- Records to process -
::::::::::

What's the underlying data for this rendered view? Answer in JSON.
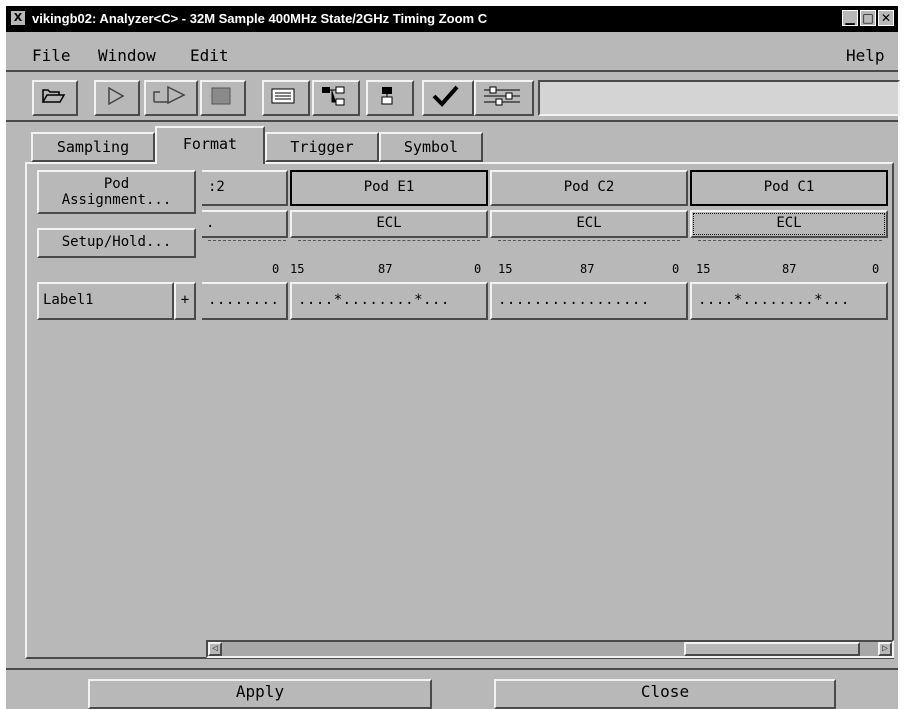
{
  "window": {
    "title": "vikingb02: Analyzer<C> - 32M Sample 400MHz State/2GHz Timing Zoom C",
    "x_icon": "X",
    "controls": [
      "▁",
      "□",
      "✕"
    ]
  },
  "menubar": {
    "file": "File",
    "window": "Window",
    "edit": "Edit",
    "help": "Help"
  },
  "toolbar": {
    "icons": [
      "open-folder-icon",
      "run-icon",
      "run-repetitive-icon",
      "stop-icon",
      "listing-icon",
      "navigator-icon",
      "overview-icon",
      "checkmark-icon",
      "setup-icon"
    ],
    "status_field": ""
  },
  "tabs": [
    {
      "label": "Sampling",
      "active": false
    },
    {
      "label": "Format",
      "active": true
    },
    {
      "label": "Trigger",
      "active": false
    },
    {
      "label": "Symbol",
      "active": false
    }
  ],
  "left_controls": {
    "pod_assignment": "Pod\nAssignment...",
    "setup_hold": "Setup/Hold...",
    "label_name": "Label1",
    "label_plus": "+"
  },
  "pods": [
    {
      "name": ":2",
      "threshold": ".",
      "bits_left": "",
      "bits_mid": "",
      "bits_right": "0",
      "activity": "........"
    },
    {
      "name": "Pod E1",
      "threshold": "ECL",
      "bits_left": "15",
      "bits_mid": "87",
      "bits_right": "0",
      "activity": "....*........*..."
    },
    {
      "name": "Pod C2",
      "threshold": "ECL",
      "bits_left": "15",
      "bits_mid": "87",
      "bits_right": "0",
      "activity": "................."
    },
    {
      "name": "Pod C1",
      "threshold": "ECL",
      "bits_left": "15",
      "bits_mid": "87",
      "bits_right": "0",
      "activity": "....*........*..."
    }
  ],
  "scrollbar": {
    "left_arrow": "◁",
    "right_arrow": "▷"
  },
  "buttons": {
    "apply": "Apply",
    "close": "Close"
  },
  "colors": {
    "background": "#b8b8b8",
    "titlebar": "#000000",
    "highlight": "#f2f2f2",
    "shadow": "#4a4a4a"
  }
}
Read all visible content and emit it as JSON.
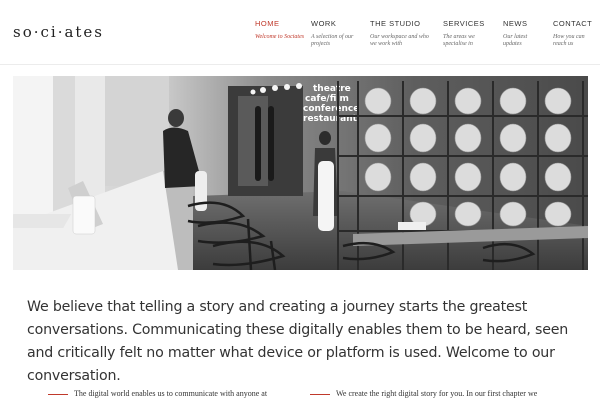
{
  "brand": {
    "logo_text": "so·ci·ates"
  },
  "nav": {
    "items": [
      {
        "label": "HOME",
        "sub": "Welcome to Sociates",
        "active": true
      },
      {
        "label": "WORK",
        "sub": "A selection of our projects",
        "active": false
      },
      {
        "label": "THE STUDIO",
        "sub": "Our workspace and who we work with",
        "active": false
      },
      {
        "label": "SERVICES",
        "sub": "The areas we specialise in",
        "active": false
      },
      {
        "label": "NEWS",
        "sub": "Our latest updates",
        "active": false
      },
      {
        "label": "CONTACT",
        "sub": "How you can reach us",
        "active": false
      }
    ]
  },
  "hero": {
    "sign_lines": [
      "theatre",
      "cafe/film",
      "conference",
      "restaurant"
    ]
  },
  "intro": {
    "text": "We believe that telling a story and creating a journey starts the greatest conversations. Communicating these digitally enables them to be heard, seen and critically felt no matter what device or platform is used. Welcome to our conversation."
  },
  "columns": [
    {
      "text": "The digital world enables us to communicate with anyone at"
    },
    {
      "text": "We create the right digital story for you. In our first chapter we"
    }
  ],
  "colors": {
    "accent": "#c0392b",
    "text": "#333333"
  }
}
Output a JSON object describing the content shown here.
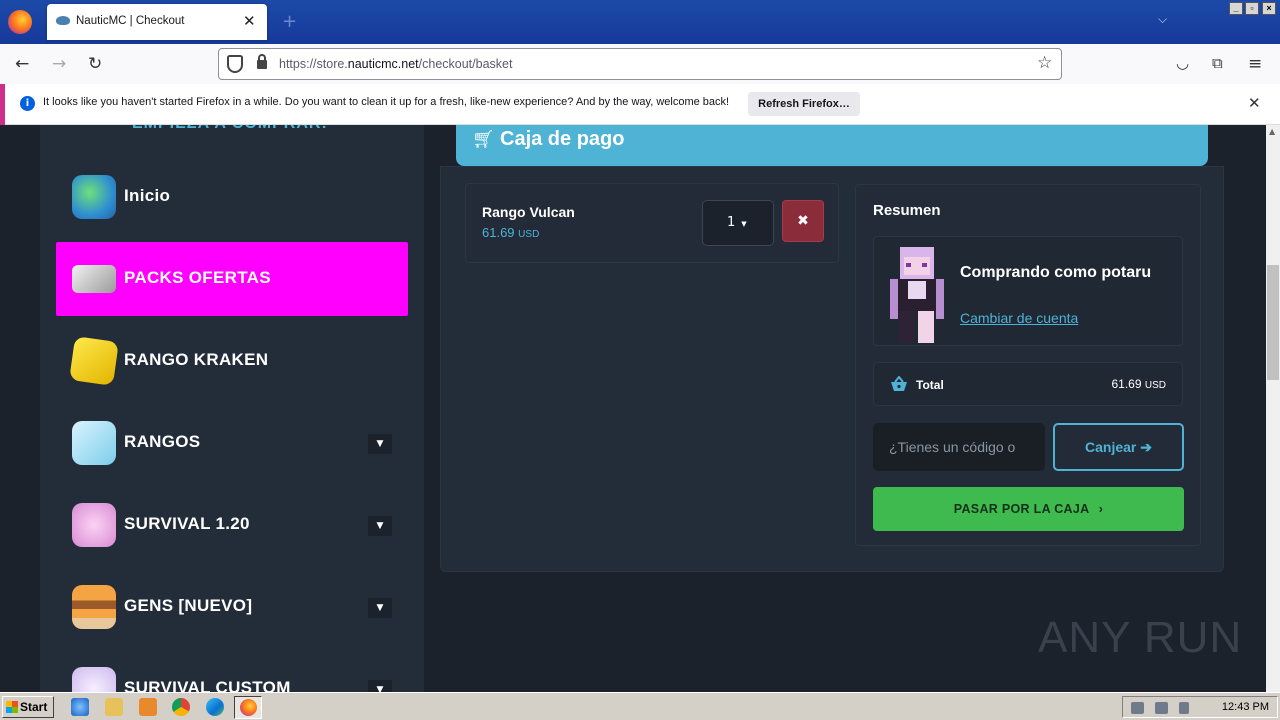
{
  "browser": {
    "tab_title": "NauticMC | Checkout",
    "url_prefix": "https://store.",
    "url_domain": "nauticmc.net",
    "url_path": "/checkout/basket",
    "notification_text": "It looks like you haven't started Firefox in a while. Do you want to clean it up for a fresh, like-new experience? And by the way, welcome back!",
    "notification_button": "Refresh Firefox…"
  },
  "sidebar": {
    "cut_heading": "EMPIEZA A COMPRAR!",
    "items": [
      {
        "label": "Inicio",
        "icon": "globe-icon",
        "active": false,
        "dropdown": false
      },
      {
        "label": "PACKS OFERTAS",
        "icon": "tag-icon",
        "active": true,
        "dropdown": false
      },
      {
        "label": "RANGO KRAKEN",
        "icon": "lucky-block-icon",
        "active": false,
        "dropdown": false
      },
      {
        "label": "RANGOS",
        "icon": "ice-block-icon",
        "active": false,
        "dropdown": true
      },
      {
        "label": "SURVIVAL 1.20",
        "icon": "pink-block-icon",
        "active": false,
        "dropdown": true
      },
      {
        "label": "GENS [NUEVO]",
        "icon": "cake-block-icon",
        "active": false,
        "dropdown": true
      },
      {
        "label": "SURVIVAL CUSTOM",
        "icon": "snow-block-icon",
        "active": false,
        "dropdown": true
      }
    ]
  },
  "checkout": {
    "title": "Caja de pago",
    "item": {
      "name": "Rango Vulcan",
      "price": "61.69",
      "currency": "USD",
      "quantity": "1"
    },
    "summary": {
      "title": "Resumen",
      "buying_as": "Comprando como potaru",
      "change_account": "Cambiar de cuenta",
      "total_label": "Total",
      "total_value": "61.69",
      "total_currency": "USD",
      "coupon_placeholder": "¿Tienes un código o",
      "redeem_button": "Canjear",
      "checkout_button": "PASAR POR LA CAJA"
    }
  },
  "watermark": "ANY RUN",
  "taskbar": {
    "start_label": "Start",
    "clock": "12:43 PM"
  },
  "colors": {
    "accent": "#4fb3d6",
    "active_item": "#ff00ff",
    "checkout_green": "#3fba4e",
    "remove_red": "#8a2c3a"
  }
}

::::::::::

Pick out each line containing "story" and report it.

    "text": "We believe that telling a story and creating a journey starts the greatest conversations. Communicating these digitally enables them to be heard, seen and critically felt no matter what device or platform is used. Welcome to our conversation."
      "text": "We create the right digital story for you. In our first chapter we"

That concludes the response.